> _Requirements_:
Extract the listing below in full, unchanged.

— start Information shown —

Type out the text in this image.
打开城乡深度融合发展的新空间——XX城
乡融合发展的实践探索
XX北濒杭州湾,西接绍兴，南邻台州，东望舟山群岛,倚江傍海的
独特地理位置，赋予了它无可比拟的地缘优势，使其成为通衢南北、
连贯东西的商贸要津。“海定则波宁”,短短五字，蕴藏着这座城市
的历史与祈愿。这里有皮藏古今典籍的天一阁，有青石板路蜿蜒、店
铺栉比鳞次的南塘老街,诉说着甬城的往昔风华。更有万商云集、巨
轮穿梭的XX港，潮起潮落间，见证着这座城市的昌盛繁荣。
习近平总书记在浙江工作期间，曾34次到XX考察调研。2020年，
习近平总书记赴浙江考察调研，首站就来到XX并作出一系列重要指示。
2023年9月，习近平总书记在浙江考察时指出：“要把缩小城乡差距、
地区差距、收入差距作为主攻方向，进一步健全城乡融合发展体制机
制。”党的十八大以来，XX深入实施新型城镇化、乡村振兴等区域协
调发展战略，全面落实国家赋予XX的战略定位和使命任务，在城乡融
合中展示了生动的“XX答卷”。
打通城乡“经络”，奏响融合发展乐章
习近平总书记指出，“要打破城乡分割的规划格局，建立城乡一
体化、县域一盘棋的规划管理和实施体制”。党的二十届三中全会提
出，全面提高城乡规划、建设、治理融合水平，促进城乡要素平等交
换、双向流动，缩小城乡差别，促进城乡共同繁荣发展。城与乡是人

— end Information shown —

> _Final result_:
Type out the text in this image.
打开城乡深度融合发展的新空间——XX城
乡融合发展的实践探索
XX北濒杭州湾,西接绍兴，南邻台州，东望舟山群岛,倚江傍海的
独特地理位置，赋予了它无可比拟的地缘优势，使其成为通衢南北、
连贯东西的商贸要津。“海定则波宁”,短短五字，蕴藏着这座城市
的历史与祈愿。这里有皮藏古今典籍的天一阁，有青石板路蜿蜒、店
铺栉比鳞次的南塘老街,诉说着甬城的往昔风华。更有万商云集、巨
轮穿梭的XX港，潮起潮落间，见证着这座城市的昌盛繁荣。
习近平总书记在浙江工作期间，曾34次到XX考察调研。2020年，
习近平总书记赴浙江考察调研，首站就来到XX并作出一系列重要指示。
2023年9月，习近平总书记在浙江考察时指出：“要把缩小城乡差距、
地区差距、收入差距作为主攻方向，进一步健全城乡融合发展体制机
制。”党的十八大以来，XX深入实施新型城镇化、乡村振兴等区域协
调发展战略，全面落实国家赋予XX的战略定位和使命任务，在城乡融
合中展示了生动的“XX答卷”。
打通城乡“经络”，奏响融合发展乐章
习近平总书记指出，“要打破城乡分割的规划格局，建立城乡一
体化、县域一盘棋的规划管理和实施体制”。党的二十届三中全会提
出，全面提高城乡规划、建设、治理融合水平，促进城乡要素平等交
换、双向流动，缩小城乡差别，促进城乡共同繁荣发展。城与乡是人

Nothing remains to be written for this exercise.